§ **Task**
Extract every line that contains the word "automobile".

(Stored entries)
# # #

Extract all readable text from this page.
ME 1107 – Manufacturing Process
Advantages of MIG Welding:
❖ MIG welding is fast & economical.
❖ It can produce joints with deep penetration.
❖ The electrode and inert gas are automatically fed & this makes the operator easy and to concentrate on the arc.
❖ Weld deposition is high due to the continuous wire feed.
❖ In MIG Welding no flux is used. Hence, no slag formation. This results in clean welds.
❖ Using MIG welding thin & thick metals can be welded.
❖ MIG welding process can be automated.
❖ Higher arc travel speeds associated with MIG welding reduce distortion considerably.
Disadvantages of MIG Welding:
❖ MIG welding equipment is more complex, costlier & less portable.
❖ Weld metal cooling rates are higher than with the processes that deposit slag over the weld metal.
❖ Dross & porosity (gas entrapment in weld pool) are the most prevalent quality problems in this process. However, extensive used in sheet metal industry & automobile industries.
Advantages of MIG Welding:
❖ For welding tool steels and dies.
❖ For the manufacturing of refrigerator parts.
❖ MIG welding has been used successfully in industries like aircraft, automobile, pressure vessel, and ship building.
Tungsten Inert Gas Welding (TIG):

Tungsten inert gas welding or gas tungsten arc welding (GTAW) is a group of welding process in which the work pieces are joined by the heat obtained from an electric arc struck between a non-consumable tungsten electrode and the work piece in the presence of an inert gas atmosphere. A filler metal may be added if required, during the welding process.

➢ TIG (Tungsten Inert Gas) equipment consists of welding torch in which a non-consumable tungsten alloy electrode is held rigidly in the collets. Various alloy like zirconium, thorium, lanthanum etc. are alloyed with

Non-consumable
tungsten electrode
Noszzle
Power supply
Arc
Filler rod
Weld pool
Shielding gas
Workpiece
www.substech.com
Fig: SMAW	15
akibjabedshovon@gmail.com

# # #

§ **Correct answer**
❖ Dross & porosity (gas entrapment in weld pool) are the most prevalent quality problems in this process. However, extensive used in sheet metal industry & automobile industries.
❖ MIG welding has been used successfully in industries like aircraft, automobile, pressure vessel, and ship building.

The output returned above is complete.